### Extracted information
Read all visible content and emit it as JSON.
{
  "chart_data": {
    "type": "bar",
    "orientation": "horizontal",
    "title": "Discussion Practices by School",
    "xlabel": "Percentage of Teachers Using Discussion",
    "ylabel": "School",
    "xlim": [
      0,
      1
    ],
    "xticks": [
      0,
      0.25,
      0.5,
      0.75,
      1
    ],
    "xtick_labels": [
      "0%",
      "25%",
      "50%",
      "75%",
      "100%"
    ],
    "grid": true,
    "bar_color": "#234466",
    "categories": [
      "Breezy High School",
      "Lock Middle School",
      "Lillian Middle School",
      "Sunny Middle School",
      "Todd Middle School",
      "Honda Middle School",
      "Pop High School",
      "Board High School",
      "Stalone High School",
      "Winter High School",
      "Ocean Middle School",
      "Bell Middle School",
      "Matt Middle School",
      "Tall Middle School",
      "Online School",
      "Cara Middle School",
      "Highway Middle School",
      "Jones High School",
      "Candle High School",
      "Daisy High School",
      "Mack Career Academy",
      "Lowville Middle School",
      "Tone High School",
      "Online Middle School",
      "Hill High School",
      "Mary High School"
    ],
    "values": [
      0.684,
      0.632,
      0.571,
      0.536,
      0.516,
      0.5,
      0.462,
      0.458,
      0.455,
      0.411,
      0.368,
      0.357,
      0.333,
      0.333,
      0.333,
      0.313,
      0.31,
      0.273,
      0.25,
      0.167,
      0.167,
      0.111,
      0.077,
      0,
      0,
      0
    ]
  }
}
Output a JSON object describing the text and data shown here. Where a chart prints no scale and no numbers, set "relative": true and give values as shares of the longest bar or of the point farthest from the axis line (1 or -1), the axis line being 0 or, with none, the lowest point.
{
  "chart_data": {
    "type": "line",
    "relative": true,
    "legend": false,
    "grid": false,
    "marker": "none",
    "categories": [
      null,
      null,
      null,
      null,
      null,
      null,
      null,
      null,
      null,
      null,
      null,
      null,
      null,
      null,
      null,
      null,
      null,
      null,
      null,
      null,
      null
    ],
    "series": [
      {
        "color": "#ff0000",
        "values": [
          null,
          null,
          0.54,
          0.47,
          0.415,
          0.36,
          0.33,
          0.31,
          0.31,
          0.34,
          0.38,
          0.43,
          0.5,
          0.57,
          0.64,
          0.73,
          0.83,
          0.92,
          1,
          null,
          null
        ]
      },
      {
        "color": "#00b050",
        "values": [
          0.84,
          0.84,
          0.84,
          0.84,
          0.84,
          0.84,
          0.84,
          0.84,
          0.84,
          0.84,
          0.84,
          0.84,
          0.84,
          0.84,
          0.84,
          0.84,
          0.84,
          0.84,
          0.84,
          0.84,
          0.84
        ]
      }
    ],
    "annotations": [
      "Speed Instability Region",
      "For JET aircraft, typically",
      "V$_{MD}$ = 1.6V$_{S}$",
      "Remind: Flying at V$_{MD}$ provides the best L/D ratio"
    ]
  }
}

### Work to be completed
Emit the full listing verbatim.

### Expected output
Read all visible content and emit it as JSON.
{
  "chart_data": {
    "type": "bar",
    "orientation": "horizontal",
    "title": "Discussion Practices by School",
    "xlabel": "Percentage of Teachers Using Discussion",
    "ylabel": "School",
    "xlim": [
      0,
      1
    ],
    "xticks": [
      0,
      0.25,
      0.5,
      0.75,
      1
    ],
    "xtick_labels": [
      "0%",
      "25%",
      "50%",
      "75%",
      "100%"
    ],
    "grid": true,
    "bar_color": "#234466",
    "categories": [
      "Breezy High School",
      "Lock Middle School",
      "Lillian Middle School",
      "Sunny Middle School",
      "Todd Middle School",
      "Honda Middle School",
      "Pop High School",
      "Board High School",
      "Stalone High School",
      "Winter High School",
      "Ocean Middle School",
      "Bell Middle School",
      "Matt Middle School",
      "Tall Middle School",
      "Online School",
      "Cara Middle School",
      "Highway Middle School",
      "Jones High School",
      "Candle High School",
      "Daisy High School",
      "Mack Career Academy",
      "Lowville Middle School",
      "Tone High School",
      "Online Middle School",
      "Hill High School",
      "Mary High School"
    ],
    "values": [
      0.684,
      0.632,
      0.571,
      0.536,
      0.516,
      0.5,
      0.462,
      0.458,
      0.455,
      0.411,
      0.368,
      0.357,
      0.333,
      0.333,
      0.333,
      0.313,
      0.31,
      0.273,
      0.25,
      0.167,
      0.167,
      0.111,
      0.077,
      0,
      0,
      0
    ]
  }
}
Output a JSON object describing the text and data shown here. Where a chart prints no scale and no numbers, set "relative": true and give values as shares of the longest bar or of the point farthest from the axis line (1 or -1), the axis line being 0 or, with none, the lowest point.
{
  "chart_data": {
    "type": "line",
    "relative": true,
    "legend": false,
    "grid": false,
    "marker": "none",
    "categories": [
      null,
      null,
      null,
      null,
      null,
      null,
      null,
      null,
      null,
      null,
      null,
      null,
      null,
      null,
      null,
      null,
      null,
      null,
      null,
      null,
      null
    ],
    "series": [
      {
        "color": "#ff0000",
        "values": [
          null,
          null,
          0.54,
          0.47,
          0.415,
          0.36,
          0.33,
          0.31,
          0.31,
          0.34,
          0.38,
          0.43,
          0.5,
          0.57,
          0.64,
          0.73,
          0.83,
          0.92,
          1,
          null,
          null
        ]
      },
      {
        "color": "#00b050",
        "values": [
          0.84,
          0.84,
          0.84,
          0.84,
          0.84,
          0.84,
          0.84,
          0.84,
          0.84,
          0.84,
          0.84,
          0.84,
          0.84,
          0.84,
          0.84,
          0.84,
          0.84,
          0.84,
          0.84,
          0.84,
          0.84
        ]
      }
    ],
    "annotations": [
      "Speed Instability Region",
      "For JET aircraft, typically",
      "V$_{MD}$ = 1.6V$_{S}$",
      "Remind: Flying at V$_{MD}$ provides the best L/D ratio"
    ]
  }
}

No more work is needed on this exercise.